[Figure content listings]
───
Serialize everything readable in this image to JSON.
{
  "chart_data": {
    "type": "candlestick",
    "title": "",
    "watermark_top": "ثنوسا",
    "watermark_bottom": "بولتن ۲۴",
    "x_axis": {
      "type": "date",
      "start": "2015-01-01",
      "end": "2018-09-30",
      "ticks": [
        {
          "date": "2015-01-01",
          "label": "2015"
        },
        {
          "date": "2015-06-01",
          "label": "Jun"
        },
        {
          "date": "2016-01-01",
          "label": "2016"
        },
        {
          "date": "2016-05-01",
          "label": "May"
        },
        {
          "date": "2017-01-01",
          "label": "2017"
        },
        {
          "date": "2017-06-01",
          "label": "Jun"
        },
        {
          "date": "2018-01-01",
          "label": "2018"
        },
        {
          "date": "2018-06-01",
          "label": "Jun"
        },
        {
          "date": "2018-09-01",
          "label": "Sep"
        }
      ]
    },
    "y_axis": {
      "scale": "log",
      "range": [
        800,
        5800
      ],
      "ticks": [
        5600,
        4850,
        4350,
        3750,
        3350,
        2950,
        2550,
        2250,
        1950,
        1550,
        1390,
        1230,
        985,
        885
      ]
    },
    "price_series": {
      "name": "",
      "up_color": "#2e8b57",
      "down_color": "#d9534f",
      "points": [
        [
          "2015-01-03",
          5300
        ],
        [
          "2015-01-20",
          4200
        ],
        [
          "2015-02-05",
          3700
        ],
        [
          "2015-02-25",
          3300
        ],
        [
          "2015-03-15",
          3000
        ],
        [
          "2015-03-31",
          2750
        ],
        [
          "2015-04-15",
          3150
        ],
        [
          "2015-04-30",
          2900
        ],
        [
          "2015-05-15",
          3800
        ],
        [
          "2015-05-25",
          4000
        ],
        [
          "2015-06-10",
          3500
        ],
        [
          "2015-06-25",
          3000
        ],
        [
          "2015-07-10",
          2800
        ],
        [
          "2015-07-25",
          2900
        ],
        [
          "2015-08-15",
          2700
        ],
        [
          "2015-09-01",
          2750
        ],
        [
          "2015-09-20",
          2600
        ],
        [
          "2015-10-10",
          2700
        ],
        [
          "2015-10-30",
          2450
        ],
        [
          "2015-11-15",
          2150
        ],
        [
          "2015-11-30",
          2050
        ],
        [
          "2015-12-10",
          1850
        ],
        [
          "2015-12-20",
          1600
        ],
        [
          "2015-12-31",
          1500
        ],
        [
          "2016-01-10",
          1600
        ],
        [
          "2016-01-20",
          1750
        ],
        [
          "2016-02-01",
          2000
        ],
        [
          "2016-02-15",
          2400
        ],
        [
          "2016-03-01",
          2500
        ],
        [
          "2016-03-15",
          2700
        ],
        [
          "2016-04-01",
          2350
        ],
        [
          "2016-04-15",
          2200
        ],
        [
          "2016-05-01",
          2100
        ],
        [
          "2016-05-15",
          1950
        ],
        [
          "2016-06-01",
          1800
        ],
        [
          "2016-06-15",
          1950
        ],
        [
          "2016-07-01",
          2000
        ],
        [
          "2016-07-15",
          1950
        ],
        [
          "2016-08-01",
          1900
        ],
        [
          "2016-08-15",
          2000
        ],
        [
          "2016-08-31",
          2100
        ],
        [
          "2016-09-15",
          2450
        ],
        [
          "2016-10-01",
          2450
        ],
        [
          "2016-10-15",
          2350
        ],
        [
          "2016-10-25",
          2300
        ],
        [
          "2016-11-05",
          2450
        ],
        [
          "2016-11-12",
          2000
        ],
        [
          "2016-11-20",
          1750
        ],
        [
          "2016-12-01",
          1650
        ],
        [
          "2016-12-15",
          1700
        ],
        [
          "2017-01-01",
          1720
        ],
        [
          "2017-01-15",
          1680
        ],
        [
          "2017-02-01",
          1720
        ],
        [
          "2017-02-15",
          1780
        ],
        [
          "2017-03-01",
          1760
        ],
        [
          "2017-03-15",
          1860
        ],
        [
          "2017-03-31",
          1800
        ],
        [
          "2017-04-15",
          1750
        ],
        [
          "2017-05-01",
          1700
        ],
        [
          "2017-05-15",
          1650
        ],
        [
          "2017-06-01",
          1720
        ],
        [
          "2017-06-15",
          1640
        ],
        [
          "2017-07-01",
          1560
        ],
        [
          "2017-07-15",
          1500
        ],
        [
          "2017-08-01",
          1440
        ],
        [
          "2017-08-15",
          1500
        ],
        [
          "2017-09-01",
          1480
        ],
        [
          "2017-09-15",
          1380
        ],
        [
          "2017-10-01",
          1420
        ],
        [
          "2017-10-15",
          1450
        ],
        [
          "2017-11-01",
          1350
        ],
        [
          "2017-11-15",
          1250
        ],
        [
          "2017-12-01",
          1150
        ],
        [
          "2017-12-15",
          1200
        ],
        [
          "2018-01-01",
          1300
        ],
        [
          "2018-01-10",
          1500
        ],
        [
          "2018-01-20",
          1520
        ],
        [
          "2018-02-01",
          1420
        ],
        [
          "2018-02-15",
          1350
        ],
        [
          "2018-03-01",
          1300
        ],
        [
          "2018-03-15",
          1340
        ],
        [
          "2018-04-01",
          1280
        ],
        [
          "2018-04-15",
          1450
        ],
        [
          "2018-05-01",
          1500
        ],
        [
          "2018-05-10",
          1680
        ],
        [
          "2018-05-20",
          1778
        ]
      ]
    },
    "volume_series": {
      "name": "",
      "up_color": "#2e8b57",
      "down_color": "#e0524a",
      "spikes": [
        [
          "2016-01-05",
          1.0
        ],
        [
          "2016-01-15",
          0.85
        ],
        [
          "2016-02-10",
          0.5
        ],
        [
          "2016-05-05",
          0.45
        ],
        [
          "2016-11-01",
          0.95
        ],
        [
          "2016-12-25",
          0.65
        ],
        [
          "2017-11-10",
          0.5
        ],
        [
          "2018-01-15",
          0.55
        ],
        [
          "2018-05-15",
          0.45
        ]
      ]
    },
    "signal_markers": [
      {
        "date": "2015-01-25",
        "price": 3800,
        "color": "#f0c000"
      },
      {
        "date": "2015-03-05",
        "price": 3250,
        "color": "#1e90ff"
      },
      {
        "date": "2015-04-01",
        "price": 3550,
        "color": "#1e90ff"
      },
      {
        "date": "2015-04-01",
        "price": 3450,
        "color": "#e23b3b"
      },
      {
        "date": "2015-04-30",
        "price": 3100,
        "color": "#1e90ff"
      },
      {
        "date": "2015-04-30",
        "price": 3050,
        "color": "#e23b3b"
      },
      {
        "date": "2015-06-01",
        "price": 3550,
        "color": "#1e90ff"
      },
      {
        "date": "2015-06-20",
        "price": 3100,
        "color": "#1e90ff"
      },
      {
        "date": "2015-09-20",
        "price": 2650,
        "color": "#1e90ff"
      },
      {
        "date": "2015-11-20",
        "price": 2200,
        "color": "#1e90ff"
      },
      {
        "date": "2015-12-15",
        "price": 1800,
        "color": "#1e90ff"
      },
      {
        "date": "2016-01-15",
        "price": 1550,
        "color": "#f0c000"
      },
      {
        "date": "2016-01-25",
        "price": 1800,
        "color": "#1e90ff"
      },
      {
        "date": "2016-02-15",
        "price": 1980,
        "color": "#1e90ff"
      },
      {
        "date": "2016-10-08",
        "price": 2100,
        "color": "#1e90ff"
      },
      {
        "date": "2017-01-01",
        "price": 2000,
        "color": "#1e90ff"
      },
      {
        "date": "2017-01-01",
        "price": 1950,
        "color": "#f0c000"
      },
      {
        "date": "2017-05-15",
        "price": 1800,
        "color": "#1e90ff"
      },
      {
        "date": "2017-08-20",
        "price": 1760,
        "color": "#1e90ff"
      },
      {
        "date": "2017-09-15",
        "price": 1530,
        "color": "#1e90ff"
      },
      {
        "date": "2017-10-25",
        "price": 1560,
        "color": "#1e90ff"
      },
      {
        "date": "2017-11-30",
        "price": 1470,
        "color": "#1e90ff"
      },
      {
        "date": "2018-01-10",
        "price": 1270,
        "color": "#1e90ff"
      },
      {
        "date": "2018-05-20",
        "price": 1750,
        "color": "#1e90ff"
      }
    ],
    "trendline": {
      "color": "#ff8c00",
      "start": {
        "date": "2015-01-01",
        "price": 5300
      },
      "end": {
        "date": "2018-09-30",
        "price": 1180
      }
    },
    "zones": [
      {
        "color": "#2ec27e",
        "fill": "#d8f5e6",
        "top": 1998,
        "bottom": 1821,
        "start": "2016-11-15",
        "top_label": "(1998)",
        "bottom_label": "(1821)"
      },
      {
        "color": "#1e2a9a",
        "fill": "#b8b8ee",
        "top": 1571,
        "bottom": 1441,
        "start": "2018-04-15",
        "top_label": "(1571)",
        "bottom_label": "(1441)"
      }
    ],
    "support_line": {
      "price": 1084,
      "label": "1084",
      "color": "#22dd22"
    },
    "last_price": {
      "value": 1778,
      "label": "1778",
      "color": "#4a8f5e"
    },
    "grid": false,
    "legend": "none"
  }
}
───
§ What you should do
Work through the records line by line and tally those holding "start". Reply with the number alone.

§ Exercise solution
4